▸ **What the task asks**: Give nothing except the number of lines containing the word "Wind".

[Data items]
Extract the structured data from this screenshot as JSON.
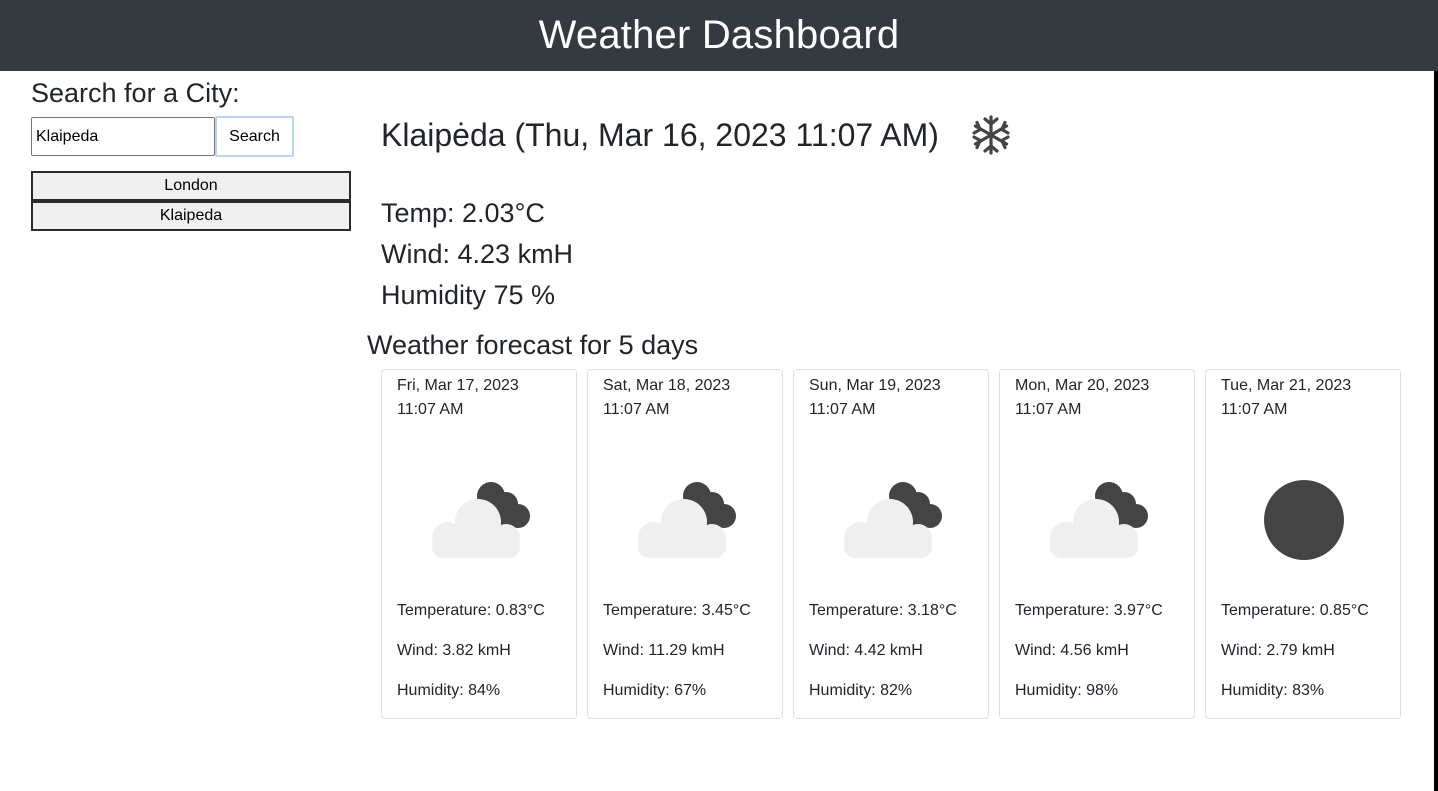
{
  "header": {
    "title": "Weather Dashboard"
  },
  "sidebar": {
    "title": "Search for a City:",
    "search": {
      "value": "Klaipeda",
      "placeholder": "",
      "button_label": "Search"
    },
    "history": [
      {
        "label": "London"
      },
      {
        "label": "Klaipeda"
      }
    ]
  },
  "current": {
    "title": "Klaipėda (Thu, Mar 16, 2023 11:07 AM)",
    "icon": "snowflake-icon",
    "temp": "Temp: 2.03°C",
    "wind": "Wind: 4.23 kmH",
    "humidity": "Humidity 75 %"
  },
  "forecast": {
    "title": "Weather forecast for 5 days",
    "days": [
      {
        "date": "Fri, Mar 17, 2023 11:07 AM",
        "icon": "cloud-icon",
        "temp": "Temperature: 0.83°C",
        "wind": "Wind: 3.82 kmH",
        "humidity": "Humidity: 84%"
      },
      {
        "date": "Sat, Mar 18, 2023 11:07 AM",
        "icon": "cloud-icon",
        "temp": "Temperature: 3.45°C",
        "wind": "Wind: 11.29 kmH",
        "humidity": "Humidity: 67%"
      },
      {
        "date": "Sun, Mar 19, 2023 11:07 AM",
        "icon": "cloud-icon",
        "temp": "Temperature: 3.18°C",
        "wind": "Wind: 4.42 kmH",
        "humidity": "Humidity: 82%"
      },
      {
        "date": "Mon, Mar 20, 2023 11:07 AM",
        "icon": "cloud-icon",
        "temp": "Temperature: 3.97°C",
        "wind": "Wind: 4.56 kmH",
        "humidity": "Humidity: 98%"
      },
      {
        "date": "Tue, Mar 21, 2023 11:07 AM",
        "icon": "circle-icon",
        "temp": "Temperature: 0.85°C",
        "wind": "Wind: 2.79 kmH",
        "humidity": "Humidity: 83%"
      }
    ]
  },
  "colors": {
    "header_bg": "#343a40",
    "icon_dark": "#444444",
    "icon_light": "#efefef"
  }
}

...

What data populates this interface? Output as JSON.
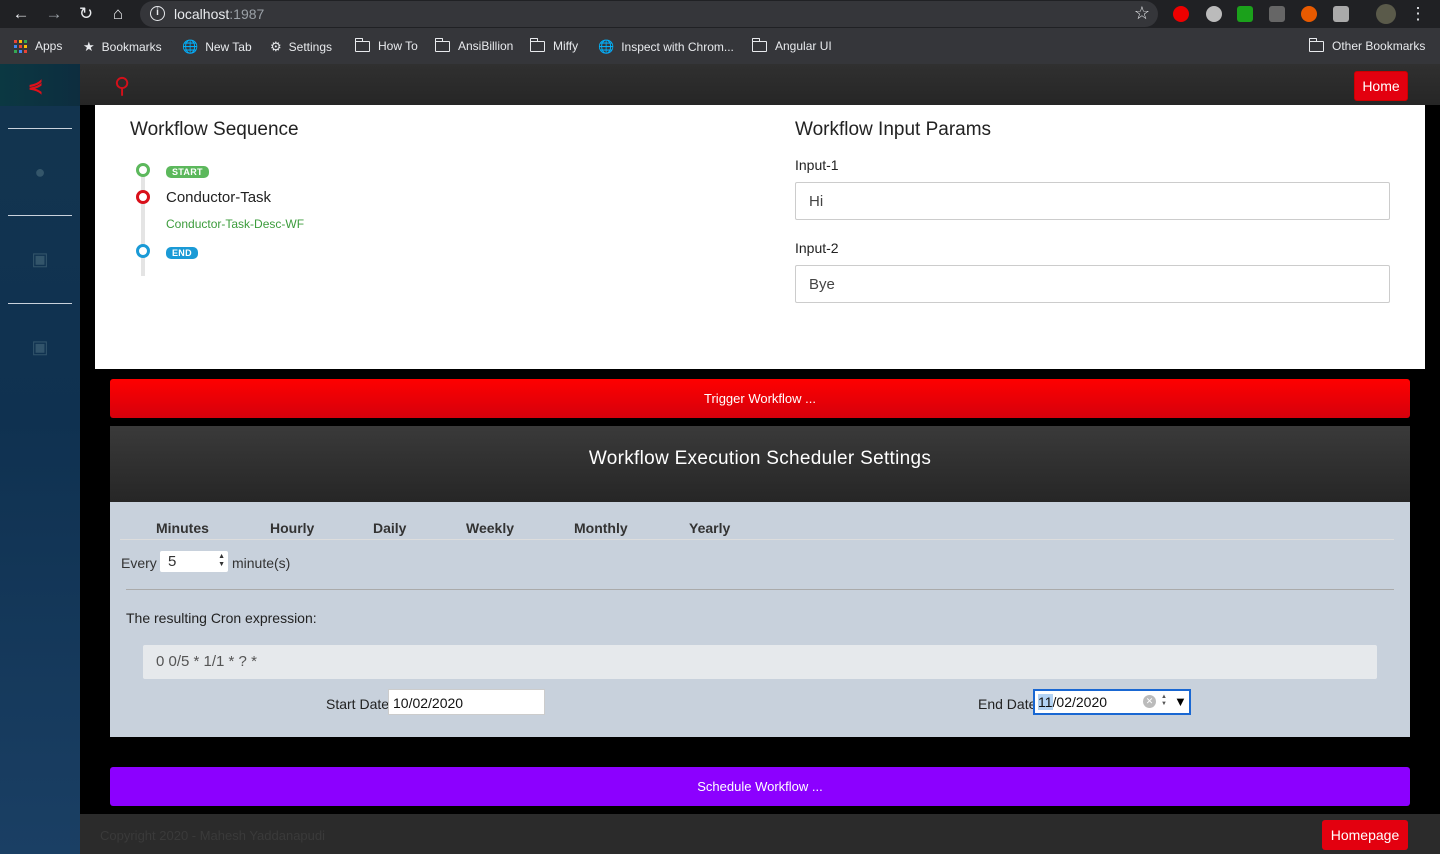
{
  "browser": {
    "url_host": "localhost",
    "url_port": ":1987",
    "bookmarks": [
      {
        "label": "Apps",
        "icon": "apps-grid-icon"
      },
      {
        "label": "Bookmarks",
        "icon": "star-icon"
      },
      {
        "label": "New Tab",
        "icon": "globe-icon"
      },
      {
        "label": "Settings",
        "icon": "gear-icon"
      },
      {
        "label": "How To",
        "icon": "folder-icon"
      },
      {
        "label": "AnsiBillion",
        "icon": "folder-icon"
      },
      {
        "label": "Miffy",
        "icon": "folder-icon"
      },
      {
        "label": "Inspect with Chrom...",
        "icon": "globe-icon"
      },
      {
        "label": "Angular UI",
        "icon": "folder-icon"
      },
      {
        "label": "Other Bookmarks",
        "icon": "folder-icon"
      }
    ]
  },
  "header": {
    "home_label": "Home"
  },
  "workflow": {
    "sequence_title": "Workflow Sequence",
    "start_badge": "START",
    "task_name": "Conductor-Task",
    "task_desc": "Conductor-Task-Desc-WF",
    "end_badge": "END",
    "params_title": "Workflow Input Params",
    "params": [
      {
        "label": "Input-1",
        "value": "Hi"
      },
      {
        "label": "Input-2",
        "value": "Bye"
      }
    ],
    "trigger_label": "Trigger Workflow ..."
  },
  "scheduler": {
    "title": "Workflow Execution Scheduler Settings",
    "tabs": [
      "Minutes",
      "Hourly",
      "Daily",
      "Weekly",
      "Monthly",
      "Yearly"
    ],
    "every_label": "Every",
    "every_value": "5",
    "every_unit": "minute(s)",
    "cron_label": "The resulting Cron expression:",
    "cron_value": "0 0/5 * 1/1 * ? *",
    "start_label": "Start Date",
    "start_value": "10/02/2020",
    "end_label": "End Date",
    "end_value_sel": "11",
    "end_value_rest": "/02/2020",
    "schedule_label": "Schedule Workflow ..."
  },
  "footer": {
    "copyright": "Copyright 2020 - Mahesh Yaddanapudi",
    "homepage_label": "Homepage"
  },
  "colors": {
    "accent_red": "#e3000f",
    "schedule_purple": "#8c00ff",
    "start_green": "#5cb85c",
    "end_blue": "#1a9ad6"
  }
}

---

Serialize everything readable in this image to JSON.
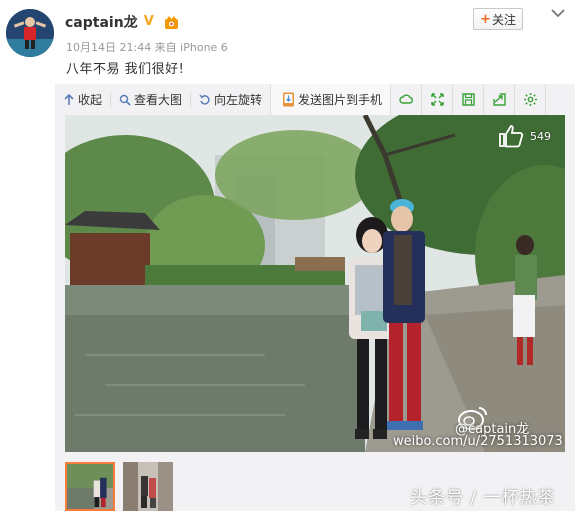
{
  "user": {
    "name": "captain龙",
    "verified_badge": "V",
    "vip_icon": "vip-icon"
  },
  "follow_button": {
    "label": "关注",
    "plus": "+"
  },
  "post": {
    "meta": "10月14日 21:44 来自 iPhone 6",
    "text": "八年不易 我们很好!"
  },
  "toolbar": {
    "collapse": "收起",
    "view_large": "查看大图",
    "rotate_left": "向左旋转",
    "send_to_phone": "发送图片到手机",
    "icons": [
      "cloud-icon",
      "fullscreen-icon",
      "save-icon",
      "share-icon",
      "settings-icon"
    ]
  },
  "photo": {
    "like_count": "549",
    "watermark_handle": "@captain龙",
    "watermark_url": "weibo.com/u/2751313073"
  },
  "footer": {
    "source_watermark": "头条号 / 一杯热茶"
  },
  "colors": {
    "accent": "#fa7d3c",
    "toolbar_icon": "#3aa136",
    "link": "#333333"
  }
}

▸ **Complete answer**: 6